## WHAT YOU HAVE TO DO
Output every record word for word.

## LISTED RECORDS

-- start --

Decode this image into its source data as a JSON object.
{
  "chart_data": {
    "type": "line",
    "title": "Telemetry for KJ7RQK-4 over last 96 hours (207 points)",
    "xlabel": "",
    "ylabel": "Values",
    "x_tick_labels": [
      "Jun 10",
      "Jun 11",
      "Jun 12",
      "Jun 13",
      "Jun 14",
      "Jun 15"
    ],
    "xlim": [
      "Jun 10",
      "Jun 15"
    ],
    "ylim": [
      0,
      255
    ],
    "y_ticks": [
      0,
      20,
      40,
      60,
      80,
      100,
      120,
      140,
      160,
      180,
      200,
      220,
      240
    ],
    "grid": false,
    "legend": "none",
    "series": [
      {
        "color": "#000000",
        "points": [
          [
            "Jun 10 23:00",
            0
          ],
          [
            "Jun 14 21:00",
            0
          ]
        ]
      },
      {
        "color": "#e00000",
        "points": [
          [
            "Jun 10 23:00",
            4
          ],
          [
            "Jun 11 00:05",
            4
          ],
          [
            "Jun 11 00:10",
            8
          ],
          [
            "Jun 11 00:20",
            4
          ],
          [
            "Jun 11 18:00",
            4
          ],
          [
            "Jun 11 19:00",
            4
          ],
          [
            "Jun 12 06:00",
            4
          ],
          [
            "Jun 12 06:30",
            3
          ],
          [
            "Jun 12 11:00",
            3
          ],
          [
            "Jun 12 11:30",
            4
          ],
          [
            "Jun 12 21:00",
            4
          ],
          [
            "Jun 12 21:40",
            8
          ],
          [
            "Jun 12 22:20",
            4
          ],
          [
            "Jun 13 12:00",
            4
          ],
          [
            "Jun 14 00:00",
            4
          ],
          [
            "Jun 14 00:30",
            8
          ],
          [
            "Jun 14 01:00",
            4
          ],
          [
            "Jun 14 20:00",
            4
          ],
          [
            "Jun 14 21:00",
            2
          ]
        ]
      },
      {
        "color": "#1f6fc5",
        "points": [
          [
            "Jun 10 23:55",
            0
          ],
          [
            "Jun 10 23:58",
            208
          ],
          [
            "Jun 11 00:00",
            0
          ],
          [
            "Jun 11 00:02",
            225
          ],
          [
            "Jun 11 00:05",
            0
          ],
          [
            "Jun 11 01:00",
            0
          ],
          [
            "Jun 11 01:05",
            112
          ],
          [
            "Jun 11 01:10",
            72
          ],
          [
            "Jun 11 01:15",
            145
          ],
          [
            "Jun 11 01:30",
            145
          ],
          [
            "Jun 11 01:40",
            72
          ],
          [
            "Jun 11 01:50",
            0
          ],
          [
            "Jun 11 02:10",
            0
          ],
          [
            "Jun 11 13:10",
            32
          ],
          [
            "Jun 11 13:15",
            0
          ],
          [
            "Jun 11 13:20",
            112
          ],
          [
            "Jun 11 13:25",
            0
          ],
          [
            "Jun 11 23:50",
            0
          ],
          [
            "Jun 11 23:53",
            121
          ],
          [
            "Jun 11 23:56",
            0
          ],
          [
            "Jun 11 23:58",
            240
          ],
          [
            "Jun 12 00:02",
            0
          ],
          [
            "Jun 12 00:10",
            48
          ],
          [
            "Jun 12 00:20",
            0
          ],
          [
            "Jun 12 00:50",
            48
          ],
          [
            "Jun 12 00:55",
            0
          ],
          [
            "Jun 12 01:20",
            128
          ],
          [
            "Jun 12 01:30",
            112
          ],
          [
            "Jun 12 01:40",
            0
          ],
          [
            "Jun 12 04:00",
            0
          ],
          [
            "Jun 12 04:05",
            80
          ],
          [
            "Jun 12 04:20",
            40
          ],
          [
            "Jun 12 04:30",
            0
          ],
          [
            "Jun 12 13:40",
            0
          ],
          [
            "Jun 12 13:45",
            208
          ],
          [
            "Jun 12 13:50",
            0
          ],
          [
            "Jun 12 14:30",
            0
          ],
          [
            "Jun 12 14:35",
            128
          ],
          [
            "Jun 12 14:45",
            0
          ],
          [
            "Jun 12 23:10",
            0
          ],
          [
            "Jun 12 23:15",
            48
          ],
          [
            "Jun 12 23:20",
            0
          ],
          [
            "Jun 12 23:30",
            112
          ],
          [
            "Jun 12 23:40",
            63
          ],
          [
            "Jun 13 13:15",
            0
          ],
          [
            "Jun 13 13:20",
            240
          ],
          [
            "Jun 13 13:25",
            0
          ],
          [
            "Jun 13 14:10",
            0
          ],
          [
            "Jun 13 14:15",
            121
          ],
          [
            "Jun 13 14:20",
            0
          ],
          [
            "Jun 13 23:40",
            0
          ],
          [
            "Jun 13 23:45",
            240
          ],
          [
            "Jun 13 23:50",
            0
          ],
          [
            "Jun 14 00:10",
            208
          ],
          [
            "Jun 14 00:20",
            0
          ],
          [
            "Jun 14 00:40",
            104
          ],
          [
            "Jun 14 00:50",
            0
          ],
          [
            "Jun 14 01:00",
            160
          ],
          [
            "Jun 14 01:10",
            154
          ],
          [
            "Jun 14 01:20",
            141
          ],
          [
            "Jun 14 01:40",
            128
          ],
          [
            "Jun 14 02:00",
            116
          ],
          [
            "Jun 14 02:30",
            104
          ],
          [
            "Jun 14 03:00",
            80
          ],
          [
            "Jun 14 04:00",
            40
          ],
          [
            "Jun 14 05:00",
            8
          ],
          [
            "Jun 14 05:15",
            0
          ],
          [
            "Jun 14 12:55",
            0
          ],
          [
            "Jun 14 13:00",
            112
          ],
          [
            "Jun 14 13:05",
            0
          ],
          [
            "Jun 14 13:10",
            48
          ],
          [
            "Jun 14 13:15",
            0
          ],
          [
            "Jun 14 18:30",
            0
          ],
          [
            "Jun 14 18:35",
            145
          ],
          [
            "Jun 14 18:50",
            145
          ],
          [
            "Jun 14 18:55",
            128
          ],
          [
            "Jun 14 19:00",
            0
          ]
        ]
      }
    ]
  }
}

-- end --

## CORRECT RESULT
Decode this image into its source data as a JSON object.
{
  "chart_data": {
    "type": "line",
    "title": "Telemetry for KJ7RQK-4 over last 96 hours (207 points)",
    "xlabel": "",
    "ylabel": "Values",
    "x_tick_labels": [
      "Jun 10",
      "Jun 11",
      "Jun 12",
      "Jun 13",
      "Jun 14",
      "Jun 15"
    ],
    "xlim": [
      "Jun 10",
      "Jun 15"
    ],
    "ylim": [
      0,
      255
    ],
    "y_ticks": [
      0,
      20,
      40,
      60,
      80,
      100,
      120,
      140,
      160,
      180,
      200,
      220,
      240
    ],
    "grid": false,
    "legend": "none",
    "series": [
      {
        "color": "#000000",
        "points": [
          [
            "Jun 10 23:00",
            0
          ],
          [
            "Jun 14 21:00",
            0
          ]
        ]
      },
      {
        "color": "#e00000",
        "points": [
          [
            "Jun 10 23:00",
            4
          ],
          [
            "Jun 11 00:05",
            4
          ],
          [
            "Jun 11 00:10",
            8
          ],
          [
            "Jun 11 00:20",
            4
          ],
          [
            "Jun 11 18:00",
            4
          ],
          [
            "Jun 11 19:00",
            4
          ],
          [
            "Jun 12 06:00",
            4
          ],
          [
            "Jun 12 06:30",
            3
          ],
          [
            "Jun 12 11:00",
            3
          ],
          [
            "Jun 12 11:30",
            4
          ],
          [
            "Jun 12 21:00",
            4
          ],
          [
            "Jun 12 21:40",
            8
          ],
          [
            "Jun 12 22:20",
            4
          ],
          [
            "Jun 13 12:00",
            4
          ],
          [
            "Jun 14 00:00",
            4
          ],
          [
            "Jun 14 00:30",
            8
          ],
          [
            "Jun 14 01:00",
            4
          ],
          [
            "Jun 14 20:00",
            4
          ],
          [
            "Jun 14 21:00",
            2
          ]
        ]
      },
      {
        "color": "#1f6fc5",
        "points": [
          [
            "Jun 10 23:55",
            0
          ],
          [
            "Jun 10 23:58",
            208
          ],
          [
            "Jun 11 00:00",
            0
          ],
          [
            "Jun 11 00:02",
            225
          ],
          [
            "Jun 11 00:05",
            0
          ],
          [
            "Jun 11 01:00",
            0
          ],
          [
            "Jun 11 01:05",
            112
          ],
          [
            "Jun 11 01:10",
            72
          ],
          [
            "Jun 11 01:15",
            145
          ],
          [
            "Jun 11 01:30",
            145
          ],
          [
            "Jun 11 01:40",
            72
          ],
          [
            "Jun 11 01:50",
            0
          ],
          [
            "Jun 11 02:10",
            0
          ],
          [
            "Jun 11 13:10",
            32
          ],
          [
            "Jun 11 13:15",
            0
          ],
          [
            "Jun 11 13:20",
            112
          ],
          [
            "Jun 11 13:25",
            0
          ],
          [
            "Jun 11 23:50",
            0
          ],
          [
            "Jun 11 23:53",
            121
          ],
          [
            "Jun 11 23:56",
            0
          ],
          [
            "Jun 11 23:58",
            240
          ],
          [
            "Jun 12 00:02",
            0
          ],
          [
            "Jun 12 00:10",
            48
          ],
          [
            "Jun 12 00:20",
            0
          ],
          [
            "Jun 12 00:50",
            48
          ],
          [
            "Jun 12 00:55",
            0
          ],
          [
            "Jun 12 01:20",
            128
          ],
          [
            "Jun 12 01:30",
            112
          ],
          [
            "Jun 12 01:40",
            0
          ],
          [
            "Jun 12 04:00",
            0
          ],
          [
            "Jun 12 04:05",
            80
          ],
          [
            "Jun 12 04:20",
            40
          ],
          [
            "Jun 12 04:30",
            0
          ],
          [
            "Jun 12 13:40",
            0
          ],
          [
            "Jun 12 13:45",
            208
          ],
          [
            "Jun 12 13:50",
            0
          ],
          [
            "Jun 12 14:30",
            0
          ],
          [
            "Jun 12 14:35",
            128
          ],
          [
            "Jun 12 14:45",
            0
          ],
          [
            "Jun 12 23:10",
            0
          ],
          [
            "Jun 12 23:15",
            48
          ],
          [
            "Jun 12 23:20",
            0
          ],
          [
            "Jun 12 23:30",
            112
          ],
          [
            "Jun 12 23:40",
            63
          ],
          [
            "Jun 13 13:15",
            0
          ],
          [
            "Jun 13 13:20",
            240
          ],
          [
            "Jun 13 13:25",
            0
          ],
          [
            "Jun 13 14:10",
            0
          ],
          [
            "Jun 13 14:15",
            121
          ],
          [
            "Jun 13 14:20",
            0
          ],
          [
            "Jun 13 23:40",
            0
          ],
          [
            "Jun 13 23:45",
            240
          ],
          [
            "Jun 13 23:50",
            0
          ],
          [
            "Jun 14 00:10",
            208
          ],
          [
            "Jun 14 00:20",
            0
          ],
          [
            "Jun 14 00:40",
            104
          ],
          [
            "Jun 14 00:50",
            0
          ],
          [
            "Jun 14 01:00",
            160
          ],
          [
            "Jun 14 01:10",
            154
          ],
          [
            "Jun 14 01:20",
            141
          ],
          [
            "Jun 14 01:40",
            128
          ],
          [
            "Jun 14 02:00",
            116
          ],
          [
            "Jun 14 02:30",
            104
          ],
          [
            "Jun 14 03:00",
            80
          ],
          [
            "Jun 14 04:00",
            40
          ],
          [
            "Jun 14 05:00",
            8
          ],
          [
            "Jun 14 05:15",
            0
          ],
          [
            "Jun 14 12:55",
            0
          ],
          [
            "Jun 14 13:00",
            112
          ],
          [
            "Jun 14 13:05",
            0
          ],
          [
            "Jun 14 13:10",
            48
          ],
          [
            "Jun 14 13:15",
            0
          ],
          [
            "Jun 14 18:30",
            0
          ],
          [
            "Jun 14 18:35",
            145
          ],
          [
            "Jun 14 18:50",
            145
          ],
          [
            "Jun 14 18:55",
            128
          ],
          [
            "Jun 14 19:00",
            0
          ]
        ]
      }
    ]
  }
}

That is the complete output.